↓

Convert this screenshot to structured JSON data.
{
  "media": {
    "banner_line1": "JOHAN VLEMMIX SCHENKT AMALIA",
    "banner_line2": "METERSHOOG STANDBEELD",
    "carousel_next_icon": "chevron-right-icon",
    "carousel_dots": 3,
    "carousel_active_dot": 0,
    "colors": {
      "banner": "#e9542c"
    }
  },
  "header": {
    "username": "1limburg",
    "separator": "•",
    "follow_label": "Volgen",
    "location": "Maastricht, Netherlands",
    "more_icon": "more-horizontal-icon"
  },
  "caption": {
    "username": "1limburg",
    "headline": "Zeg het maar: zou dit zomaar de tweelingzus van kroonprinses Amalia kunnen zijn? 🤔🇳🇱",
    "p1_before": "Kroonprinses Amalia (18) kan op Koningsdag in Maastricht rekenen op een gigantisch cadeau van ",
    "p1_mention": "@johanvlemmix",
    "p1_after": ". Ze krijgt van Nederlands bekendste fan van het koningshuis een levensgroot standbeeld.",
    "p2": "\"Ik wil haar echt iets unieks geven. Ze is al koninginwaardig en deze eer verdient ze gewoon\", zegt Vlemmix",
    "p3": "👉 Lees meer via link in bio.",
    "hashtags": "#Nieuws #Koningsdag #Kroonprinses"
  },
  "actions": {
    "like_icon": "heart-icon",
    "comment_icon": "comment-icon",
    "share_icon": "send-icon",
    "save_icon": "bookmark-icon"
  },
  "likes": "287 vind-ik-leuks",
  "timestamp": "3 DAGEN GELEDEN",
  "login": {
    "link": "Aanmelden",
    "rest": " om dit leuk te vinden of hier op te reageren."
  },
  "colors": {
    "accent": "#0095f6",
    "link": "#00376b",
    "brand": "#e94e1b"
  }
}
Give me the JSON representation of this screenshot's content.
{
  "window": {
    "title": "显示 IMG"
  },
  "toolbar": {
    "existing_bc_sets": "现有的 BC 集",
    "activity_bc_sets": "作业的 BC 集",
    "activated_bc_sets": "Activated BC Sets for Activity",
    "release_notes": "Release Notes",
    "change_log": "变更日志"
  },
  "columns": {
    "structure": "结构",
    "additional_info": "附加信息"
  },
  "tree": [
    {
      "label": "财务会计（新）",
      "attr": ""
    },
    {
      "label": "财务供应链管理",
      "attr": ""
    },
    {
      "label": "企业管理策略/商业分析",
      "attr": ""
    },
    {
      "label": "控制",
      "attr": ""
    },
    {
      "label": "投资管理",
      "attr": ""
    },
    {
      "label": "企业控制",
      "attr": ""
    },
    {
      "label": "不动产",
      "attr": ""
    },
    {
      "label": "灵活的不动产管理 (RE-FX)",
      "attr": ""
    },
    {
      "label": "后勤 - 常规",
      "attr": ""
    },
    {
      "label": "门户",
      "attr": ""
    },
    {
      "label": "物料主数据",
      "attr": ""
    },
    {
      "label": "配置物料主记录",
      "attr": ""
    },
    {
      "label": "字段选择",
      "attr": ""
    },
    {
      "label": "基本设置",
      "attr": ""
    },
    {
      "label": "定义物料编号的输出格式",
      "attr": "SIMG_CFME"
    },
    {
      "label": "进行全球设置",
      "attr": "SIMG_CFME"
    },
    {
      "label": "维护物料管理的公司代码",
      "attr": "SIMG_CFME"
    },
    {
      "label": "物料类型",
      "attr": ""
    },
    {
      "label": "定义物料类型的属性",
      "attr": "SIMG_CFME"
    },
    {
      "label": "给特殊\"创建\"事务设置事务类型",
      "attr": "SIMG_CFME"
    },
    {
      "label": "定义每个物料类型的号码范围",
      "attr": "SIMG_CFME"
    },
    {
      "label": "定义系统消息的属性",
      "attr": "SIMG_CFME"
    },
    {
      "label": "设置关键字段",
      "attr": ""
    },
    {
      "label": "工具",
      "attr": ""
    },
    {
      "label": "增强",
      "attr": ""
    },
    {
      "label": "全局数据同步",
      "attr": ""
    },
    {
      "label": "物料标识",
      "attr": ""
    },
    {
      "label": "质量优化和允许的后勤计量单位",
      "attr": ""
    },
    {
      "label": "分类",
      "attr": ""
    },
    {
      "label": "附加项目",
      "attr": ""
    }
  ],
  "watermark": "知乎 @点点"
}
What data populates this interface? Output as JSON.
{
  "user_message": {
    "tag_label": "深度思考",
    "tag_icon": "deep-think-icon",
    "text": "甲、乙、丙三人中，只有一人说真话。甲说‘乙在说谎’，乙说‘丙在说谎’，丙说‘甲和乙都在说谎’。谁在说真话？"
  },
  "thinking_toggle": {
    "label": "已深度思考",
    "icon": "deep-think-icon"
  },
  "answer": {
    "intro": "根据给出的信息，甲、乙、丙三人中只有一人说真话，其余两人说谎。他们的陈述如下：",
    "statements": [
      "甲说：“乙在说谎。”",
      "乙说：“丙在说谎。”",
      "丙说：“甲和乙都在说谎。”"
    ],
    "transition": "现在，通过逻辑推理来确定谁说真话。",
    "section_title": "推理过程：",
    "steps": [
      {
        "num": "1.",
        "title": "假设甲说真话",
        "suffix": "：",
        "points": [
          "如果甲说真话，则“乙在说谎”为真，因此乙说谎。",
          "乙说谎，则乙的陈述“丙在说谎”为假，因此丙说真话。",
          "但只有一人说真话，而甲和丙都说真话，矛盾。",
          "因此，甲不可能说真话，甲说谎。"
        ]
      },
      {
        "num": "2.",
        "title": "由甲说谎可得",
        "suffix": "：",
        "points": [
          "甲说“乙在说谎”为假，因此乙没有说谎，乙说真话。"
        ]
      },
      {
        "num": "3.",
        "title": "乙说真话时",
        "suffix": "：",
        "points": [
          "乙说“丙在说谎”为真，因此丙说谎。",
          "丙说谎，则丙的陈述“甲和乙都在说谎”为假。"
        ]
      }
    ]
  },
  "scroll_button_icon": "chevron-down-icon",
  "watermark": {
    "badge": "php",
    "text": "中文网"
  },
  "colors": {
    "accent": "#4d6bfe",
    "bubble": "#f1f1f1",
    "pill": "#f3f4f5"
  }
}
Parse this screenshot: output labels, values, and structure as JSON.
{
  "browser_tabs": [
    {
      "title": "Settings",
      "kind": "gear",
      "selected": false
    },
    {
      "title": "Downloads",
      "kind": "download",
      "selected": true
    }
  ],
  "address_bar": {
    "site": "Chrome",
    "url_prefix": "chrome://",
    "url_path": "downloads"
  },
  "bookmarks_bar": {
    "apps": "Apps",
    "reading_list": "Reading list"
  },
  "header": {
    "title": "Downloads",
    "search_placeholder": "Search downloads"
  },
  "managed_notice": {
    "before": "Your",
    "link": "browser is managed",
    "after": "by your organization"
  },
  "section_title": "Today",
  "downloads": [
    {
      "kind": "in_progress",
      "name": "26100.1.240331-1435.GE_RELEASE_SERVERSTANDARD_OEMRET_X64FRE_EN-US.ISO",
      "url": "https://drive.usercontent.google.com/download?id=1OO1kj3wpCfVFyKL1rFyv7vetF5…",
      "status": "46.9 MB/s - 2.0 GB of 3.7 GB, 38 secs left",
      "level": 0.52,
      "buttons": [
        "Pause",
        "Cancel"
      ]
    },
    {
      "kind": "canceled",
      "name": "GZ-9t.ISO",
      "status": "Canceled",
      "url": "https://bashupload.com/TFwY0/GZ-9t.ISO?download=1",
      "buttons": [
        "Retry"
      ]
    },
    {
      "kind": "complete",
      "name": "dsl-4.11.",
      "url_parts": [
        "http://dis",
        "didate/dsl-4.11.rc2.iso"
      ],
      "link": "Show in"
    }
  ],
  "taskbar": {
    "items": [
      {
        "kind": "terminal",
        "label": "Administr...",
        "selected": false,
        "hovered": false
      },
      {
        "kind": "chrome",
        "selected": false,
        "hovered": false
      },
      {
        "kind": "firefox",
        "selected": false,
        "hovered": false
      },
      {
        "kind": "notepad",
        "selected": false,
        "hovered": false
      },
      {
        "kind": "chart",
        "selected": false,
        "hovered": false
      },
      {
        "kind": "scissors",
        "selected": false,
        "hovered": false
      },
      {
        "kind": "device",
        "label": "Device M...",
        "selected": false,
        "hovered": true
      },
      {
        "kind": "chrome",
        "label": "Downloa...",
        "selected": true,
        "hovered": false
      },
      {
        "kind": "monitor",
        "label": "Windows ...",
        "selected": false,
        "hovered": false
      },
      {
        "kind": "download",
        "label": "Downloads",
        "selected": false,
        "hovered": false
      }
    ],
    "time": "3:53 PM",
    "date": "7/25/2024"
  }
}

↑

■ WRITTEN INSTRUCTION ■
Among the lines above, how many contain the string "icon"? State the number alone.

■ ANSWER TO THIS EXERCISE ■
9